### READING PASSAGE
--------

Perry practised at the Bar in Australia from 1992 to 2013, and was appointed Queen's Counsel for South Australia in 2004. Perry was called to the Bar in England and Wales in 2012.

Perry was appointed as a Judge of the Federal Court of Australia on 23 September 201. and as a Deputy President of the Administrative Appeals Tribunal on 20 July 2018. On 11 October 2018, her Honour was commissioned in the office of member of the Defence Force Discipline Appeal Tribunal and was appointed as Vice President of that Tribunal on 1 August 2023. Her Honour was an additional judge of the Supreme Court of the Australian Capital Territory from 2014 to 2023.

Perry is a Foundation Fellow and former Director of the Australian Academy of Law, and is also the Patron for the NSW Chapter of the Hellenic Australian Lawyers Association.

--------

### RECORDED DATA
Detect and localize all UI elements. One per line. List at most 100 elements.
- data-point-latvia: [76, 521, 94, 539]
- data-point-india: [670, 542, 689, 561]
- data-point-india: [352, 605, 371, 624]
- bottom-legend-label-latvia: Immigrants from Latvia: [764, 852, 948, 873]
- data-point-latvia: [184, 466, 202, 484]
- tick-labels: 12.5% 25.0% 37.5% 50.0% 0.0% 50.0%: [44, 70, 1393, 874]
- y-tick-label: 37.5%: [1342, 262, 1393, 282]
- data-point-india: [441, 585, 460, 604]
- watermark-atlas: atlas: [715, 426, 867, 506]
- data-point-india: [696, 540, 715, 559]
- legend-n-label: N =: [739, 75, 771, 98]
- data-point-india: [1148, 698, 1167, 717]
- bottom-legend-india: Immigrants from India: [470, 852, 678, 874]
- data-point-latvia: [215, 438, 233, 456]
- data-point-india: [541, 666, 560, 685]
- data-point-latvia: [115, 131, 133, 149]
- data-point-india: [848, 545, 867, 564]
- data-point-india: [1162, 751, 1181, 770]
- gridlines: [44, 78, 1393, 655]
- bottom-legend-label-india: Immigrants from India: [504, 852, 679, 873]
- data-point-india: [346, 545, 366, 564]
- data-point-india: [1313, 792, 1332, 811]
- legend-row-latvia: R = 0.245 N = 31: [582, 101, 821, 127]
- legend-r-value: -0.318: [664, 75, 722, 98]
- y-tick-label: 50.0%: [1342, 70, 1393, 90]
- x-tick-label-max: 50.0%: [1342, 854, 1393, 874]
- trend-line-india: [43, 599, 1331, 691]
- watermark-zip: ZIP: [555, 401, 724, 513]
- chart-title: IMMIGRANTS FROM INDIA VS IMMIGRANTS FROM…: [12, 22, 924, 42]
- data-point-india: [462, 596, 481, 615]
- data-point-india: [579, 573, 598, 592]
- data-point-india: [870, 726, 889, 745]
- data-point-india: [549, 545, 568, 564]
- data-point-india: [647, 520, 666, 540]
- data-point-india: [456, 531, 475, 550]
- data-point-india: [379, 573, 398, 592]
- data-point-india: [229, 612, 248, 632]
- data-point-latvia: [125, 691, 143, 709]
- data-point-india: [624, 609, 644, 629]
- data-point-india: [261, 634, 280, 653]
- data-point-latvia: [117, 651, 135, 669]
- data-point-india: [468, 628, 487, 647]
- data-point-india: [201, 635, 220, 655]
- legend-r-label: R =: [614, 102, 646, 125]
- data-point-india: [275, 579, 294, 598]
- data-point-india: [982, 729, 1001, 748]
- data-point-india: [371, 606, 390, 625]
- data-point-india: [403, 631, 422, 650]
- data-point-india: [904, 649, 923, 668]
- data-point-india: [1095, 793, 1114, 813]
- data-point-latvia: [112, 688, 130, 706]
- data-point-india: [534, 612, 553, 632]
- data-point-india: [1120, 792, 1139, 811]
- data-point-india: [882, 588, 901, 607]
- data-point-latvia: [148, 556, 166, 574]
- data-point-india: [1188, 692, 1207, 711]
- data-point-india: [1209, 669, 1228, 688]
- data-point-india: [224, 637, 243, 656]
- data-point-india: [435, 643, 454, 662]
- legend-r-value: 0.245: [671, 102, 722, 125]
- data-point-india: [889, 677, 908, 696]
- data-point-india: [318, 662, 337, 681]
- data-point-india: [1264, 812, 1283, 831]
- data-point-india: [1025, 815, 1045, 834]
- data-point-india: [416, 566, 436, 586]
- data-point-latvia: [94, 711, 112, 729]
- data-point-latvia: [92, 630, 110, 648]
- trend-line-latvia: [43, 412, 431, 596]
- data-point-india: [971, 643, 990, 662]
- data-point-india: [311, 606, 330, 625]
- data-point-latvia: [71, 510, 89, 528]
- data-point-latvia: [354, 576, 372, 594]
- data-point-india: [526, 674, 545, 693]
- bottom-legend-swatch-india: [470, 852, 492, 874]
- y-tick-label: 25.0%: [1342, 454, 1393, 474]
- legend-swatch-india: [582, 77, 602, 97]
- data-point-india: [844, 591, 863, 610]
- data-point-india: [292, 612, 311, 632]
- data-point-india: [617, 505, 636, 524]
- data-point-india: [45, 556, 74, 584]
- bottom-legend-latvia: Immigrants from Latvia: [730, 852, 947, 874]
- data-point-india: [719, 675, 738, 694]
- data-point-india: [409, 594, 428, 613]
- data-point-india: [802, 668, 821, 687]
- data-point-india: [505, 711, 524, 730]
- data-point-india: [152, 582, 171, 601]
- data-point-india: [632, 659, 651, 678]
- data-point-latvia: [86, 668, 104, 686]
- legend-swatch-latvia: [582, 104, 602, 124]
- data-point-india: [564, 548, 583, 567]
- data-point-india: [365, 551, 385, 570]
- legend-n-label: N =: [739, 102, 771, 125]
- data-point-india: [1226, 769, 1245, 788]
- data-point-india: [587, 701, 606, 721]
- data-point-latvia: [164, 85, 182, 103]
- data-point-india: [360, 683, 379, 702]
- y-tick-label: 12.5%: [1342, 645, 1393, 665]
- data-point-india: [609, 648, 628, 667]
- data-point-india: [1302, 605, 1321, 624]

--------

### GIVEN REQUEST A
In the biographical passage on Perry, explain in one to three sentences which body the words "that Tribunal" refer to and how the passage makes this clear.
### GIVEN REQUEST B
Write out the part of the biographical passage starting with "Perry was appointed" and going on through "Australian Lawyers Association.", swapping "Patron" for "President".

### WRITTEN ANSWER A
"That Tribunal" refers to the Defence Force Discipline Appeal Tribunal. Earlier in the same sentence, the passage states that Perry was commissioned as a member of that body on 11 October 2018. The sentence then says she was appointed Vice President of it on 1 August 2023.

### WRITTEN ANSWER B
Perry was appointed as a Judge of the Federal Court of Australia on 23 September 201. and as a Deputy President of the Administrative Appeals Tribunal on 20 July 2018. On 11 October 2018, her Honour was commissioned in the office of member of the Defence Force Discipline Appeal Tribunal and was appointed as Vice President of that Tribunal on 1 August 2023. Her Honour was an additional judge of the Supreme Court of the Australian Capital Territory from 2014 to 2023.

Perry is a Foundation Fellow and former Director of the Australian Academy of Law, and is also the President for the NSW Chapter of the Hellenic Australian Lawyers Association.